To be done >>
Search the material below for the word "issues" and copy every line in which it occurs.

Excerpted records >>
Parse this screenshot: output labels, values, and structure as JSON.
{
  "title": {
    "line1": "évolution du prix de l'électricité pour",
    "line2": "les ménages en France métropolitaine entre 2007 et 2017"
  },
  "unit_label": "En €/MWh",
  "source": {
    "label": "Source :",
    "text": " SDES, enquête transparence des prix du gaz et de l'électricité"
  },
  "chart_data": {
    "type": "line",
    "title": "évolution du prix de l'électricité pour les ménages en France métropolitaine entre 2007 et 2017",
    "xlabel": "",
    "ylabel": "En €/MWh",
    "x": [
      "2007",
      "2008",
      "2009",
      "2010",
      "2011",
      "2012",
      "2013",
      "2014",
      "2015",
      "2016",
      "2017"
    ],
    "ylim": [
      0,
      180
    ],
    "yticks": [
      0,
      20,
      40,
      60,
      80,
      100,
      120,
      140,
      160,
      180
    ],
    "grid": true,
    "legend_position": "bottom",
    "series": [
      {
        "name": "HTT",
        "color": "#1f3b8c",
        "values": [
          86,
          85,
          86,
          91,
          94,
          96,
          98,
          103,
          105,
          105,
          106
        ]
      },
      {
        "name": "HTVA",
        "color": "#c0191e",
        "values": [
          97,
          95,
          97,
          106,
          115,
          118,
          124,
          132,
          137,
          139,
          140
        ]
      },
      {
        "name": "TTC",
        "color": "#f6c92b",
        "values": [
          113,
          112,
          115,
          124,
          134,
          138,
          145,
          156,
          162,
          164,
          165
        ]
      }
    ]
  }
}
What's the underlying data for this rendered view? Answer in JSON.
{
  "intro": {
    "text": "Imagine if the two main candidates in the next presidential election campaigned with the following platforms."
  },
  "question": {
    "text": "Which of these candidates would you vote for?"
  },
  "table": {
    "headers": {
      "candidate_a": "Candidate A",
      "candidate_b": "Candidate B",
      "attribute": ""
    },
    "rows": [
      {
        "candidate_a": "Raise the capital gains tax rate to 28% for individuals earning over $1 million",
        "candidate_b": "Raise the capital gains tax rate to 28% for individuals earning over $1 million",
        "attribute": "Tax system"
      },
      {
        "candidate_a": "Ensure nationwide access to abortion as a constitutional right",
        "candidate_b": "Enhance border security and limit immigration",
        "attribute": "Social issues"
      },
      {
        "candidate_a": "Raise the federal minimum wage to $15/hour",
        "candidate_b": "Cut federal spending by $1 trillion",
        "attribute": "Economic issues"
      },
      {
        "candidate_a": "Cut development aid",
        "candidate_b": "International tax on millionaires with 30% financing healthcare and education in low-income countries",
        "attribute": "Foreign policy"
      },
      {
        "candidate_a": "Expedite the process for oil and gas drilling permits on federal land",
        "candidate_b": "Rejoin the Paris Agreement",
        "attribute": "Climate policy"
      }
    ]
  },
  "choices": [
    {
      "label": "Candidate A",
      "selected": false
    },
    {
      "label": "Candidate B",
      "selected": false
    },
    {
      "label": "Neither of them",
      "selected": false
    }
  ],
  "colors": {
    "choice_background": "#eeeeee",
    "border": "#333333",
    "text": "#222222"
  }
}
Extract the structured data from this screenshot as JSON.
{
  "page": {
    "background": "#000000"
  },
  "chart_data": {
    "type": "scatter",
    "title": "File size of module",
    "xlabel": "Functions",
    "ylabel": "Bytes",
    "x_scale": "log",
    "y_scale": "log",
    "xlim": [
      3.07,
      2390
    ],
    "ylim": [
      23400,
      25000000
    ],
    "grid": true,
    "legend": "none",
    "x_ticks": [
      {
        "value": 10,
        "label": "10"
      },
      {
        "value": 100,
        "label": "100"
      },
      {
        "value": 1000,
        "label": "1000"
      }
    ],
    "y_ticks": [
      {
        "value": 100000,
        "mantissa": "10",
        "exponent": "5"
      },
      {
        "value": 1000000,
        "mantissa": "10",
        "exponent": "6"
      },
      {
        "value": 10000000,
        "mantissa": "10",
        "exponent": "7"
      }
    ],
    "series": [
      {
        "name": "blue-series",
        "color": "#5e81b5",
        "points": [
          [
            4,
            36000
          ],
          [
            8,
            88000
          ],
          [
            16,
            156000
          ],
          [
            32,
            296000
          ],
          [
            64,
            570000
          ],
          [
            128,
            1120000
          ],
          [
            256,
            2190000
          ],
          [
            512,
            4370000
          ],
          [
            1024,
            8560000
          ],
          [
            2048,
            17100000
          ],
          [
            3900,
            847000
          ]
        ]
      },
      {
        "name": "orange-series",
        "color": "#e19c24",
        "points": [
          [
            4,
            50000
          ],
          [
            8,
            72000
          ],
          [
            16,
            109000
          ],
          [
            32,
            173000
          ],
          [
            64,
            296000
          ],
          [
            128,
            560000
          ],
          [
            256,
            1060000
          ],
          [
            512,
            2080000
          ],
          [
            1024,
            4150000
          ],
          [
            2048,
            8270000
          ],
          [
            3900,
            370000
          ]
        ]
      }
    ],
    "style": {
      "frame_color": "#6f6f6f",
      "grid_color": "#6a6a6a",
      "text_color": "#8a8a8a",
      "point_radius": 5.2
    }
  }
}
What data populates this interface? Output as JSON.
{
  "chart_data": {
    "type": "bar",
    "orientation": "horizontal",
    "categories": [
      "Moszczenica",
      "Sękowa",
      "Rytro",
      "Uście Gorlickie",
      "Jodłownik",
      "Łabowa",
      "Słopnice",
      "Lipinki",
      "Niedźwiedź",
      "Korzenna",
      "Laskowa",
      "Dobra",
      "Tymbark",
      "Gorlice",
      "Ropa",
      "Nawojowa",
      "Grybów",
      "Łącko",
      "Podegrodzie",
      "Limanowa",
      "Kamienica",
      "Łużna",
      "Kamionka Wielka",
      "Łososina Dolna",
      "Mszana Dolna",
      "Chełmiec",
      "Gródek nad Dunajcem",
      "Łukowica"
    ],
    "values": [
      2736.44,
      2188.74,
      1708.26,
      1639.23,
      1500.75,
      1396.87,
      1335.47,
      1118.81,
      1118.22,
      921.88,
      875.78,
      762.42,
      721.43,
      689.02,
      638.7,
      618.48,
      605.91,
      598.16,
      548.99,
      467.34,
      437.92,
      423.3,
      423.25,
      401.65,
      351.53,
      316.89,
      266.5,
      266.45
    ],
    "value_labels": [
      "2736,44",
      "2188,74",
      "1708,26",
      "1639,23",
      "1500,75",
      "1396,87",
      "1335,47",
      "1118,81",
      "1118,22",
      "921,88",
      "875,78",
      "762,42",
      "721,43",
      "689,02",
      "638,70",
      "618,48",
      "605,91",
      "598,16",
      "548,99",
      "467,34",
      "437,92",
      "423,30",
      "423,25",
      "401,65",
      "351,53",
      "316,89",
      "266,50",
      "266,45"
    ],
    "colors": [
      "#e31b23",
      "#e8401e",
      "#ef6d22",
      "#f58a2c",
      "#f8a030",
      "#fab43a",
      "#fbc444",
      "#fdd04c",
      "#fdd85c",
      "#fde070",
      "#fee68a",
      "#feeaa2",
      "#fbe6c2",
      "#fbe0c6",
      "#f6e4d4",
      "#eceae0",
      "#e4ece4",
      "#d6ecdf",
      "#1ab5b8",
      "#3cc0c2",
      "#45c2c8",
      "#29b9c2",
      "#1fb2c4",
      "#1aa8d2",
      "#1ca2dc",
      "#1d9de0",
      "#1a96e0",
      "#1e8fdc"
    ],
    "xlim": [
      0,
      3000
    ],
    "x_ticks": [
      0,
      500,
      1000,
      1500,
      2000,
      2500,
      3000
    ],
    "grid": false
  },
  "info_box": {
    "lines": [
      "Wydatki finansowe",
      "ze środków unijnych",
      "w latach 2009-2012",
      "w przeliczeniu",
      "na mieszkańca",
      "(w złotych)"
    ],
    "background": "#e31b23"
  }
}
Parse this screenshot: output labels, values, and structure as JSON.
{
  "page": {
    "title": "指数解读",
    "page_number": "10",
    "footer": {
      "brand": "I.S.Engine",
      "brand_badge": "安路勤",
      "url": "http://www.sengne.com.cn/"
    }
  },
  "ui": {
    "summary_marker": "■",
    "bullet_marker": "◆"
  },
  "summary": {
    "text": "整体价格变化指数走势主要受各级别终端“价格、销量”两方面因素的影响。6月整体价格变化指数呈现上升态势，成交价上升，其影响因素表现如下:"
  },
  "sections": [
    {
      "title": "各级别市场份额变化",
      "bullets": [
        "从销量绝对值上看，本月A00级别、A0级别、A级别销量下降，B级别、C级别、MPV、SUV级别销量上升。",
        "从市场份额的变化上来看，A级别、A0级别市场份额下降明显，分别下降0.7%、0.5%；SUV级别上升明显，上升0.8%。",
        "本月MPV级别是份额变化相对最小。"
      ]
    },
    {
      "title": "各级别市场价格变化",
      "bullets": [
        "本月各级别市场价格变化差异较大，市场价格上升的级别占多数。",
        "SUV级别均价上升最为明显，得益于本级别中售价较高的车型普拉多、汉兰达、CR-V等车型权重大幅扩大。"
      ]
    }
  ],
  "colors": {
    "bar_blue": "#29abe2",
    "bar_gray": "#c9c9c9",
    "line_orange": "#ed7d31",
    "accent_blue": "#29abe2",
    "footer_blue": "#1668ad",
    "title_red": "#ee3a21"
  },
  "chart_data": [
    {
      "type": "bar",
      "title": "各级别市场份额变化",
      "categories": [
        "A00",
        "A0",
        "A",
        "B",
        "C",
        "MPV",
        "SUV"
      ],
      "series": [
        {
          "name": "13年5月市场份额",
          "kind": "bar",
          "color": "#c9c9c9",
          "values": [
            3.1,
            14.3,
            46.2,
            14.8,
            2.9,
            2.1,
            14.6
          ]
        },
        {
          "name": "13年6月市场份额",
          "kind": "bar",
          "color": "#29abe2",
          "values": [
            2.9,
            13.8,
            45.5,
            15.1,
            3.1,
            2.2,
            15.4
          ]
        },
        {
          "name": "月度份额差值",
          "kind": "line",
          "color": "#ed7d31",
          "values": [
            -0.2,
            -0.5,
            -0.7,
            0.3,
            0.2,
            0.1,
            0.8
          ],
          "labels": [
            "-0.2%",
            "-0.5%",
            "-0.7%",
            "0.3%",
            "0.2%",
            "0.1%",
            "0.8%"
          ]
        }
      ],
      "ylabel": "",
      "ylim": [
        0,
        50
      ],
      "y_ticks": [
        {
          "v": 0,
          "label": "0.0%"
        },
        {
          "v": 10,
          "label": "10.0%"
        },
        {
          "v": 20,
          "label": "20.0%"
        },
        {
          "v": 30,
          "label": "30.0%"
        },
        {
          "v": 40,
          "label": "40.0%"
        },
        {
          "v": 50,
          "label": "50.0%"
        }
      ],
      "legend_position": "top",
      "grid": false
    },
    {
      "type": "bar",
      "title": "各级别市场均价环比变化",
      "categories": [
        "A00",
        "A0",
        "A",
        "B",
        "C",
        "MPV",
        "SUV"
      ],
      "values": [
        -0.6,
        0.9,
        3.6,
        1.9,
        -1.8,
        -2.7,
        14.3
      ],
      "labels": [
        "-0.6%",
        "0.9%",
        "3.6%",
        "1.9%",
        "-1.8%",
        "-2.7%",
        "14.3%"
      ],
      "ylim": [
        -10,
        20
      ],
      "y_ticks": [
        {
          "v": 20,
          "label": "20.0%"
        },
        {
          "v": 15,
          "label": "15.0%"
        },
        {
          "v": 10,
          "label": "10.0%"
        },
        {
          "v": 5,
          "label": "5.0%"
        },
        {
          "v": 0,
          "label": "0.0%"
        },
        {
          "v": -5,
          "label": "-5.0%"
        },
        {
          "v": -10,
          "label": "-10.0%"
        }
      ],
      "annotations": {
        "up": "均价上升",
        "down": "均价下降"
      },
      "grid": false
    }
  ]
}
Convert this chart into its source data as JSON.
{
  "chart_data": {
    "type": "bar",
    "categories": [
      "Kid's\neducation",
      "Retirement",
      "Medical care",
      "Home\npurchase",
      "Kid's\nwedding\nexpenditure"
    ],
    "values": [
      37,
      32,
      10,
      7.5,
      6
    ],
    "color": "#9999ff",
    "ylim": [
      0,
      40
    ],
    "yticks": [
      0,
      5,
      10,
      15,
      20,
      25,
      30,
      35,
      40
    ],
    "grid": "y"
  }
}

Written reply >>
        "attribute": "Social issues"
        "attribute": "Economic issues"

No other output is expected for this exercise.